To do – Each entry that follows must be output without any deviation.
─── Source records
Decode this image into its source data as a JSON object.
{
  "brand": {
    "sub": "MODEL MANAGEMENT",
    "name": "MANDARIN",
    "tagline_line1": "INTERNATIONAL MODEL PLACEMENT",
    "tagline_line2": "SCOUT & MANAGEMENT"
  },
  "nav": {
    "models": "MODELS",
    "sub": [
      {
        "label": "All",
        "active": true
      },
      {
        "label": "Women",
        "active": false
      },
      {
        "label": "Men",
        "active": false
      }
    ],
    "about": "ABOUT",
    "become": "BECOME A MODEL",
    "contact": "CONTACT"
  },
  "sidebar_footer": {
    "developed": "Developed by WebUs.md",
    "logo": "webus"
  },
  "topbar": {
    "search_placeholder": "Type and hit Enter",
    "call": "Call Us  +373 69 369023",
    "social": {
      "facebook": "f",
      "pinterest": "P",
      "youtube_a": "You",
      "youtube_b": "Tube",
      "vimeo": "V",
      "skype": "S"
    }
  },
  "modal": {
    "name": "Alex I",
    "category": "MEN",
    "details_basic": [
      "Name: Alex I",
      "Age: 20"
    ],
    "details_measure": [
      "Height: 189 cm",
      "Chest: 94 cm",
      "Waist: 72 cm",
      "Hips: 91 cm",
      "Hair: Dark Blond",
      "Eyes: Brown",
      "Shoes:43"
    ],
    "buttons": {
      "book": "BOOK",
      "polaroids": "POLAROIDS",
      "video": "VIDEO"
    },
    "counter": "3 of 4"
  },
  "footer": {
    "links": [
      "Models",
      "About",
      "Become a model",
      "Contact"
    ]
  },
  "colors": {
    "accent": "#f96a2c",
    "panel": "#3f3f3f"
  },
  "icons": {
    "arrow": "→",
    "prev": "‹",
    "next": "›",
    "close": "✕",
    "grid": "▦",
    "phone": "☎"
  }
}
──────
Output of the task –
Decode this image into its source data as a JSON object.
{
  "brand": {
    "sub": "MODEL MANAGEMENT",
    "name": "MANDARIN",
    "tagline_line1": "INTERNATIONAL MODEL PLACEMENT",
    "tagline_line2": "SCOUT & MANAGEMENT"
  },
  "nav": {
    "models": "MODELS",
    "sub": [
      {
        "label": "All",
        "active": true
      },
      {
        "label": "Women",
        "active": false
      },
      {
        "label": "Men",
        "active": false
      }
    ],
    "about": "ABOUT",
    "become": "BECOME A MODEL",
    "contact": "CONTACT"
  },
  "sidebar_footer": {
    "developed": "Developed by WebUs.md",
    "logo": "webus"
  },
  "topbar": {
    "search_placeholder": "Type and hit Enter",
    "call": "Call Us  +373 69 369023",
    "social": {
      "facebook": "f",
      "pinterest": "P",
      "youtube_a": "You",
      "youtube_b": "Tube",
      "vimeo": "V",
      "skype": "S"
    }
  },
  "modal": {
    "name": "Alex I",
    "category": "MEN",
    "details_basic": [
      "Name: Alex I",
      "Age: 20"
    ],
    "details_measure": [
      "Height: 189 cm",
      "Chest: 94 cm",
      "Waist: 72 cm",
      "Hips: 91 cm",
      "Hair: Dark Blond",
      "Eyes: Brown",
      "Shoes:43"
    ],
    "buttons": {
      "book": "BOOK",
      "polaroids": "POLAROIDS",
      "video": "VIDEO"
    },
    "counter": "3 of 4"
  },
  "footer": {
    "links": [
      "Models",
      "About",
      "Become a model",
      "Contact"
    ]
  },
  "colors": {
    "accent": "#f96a2c",
    "panel": "#3f3f3f"
  },
  "icons": {
    "arrow": "→",
    "prev": "‹",
    "next": "›",
    "close": "✕",
    "grid": "▦",
    "phone": "☎"
  }
}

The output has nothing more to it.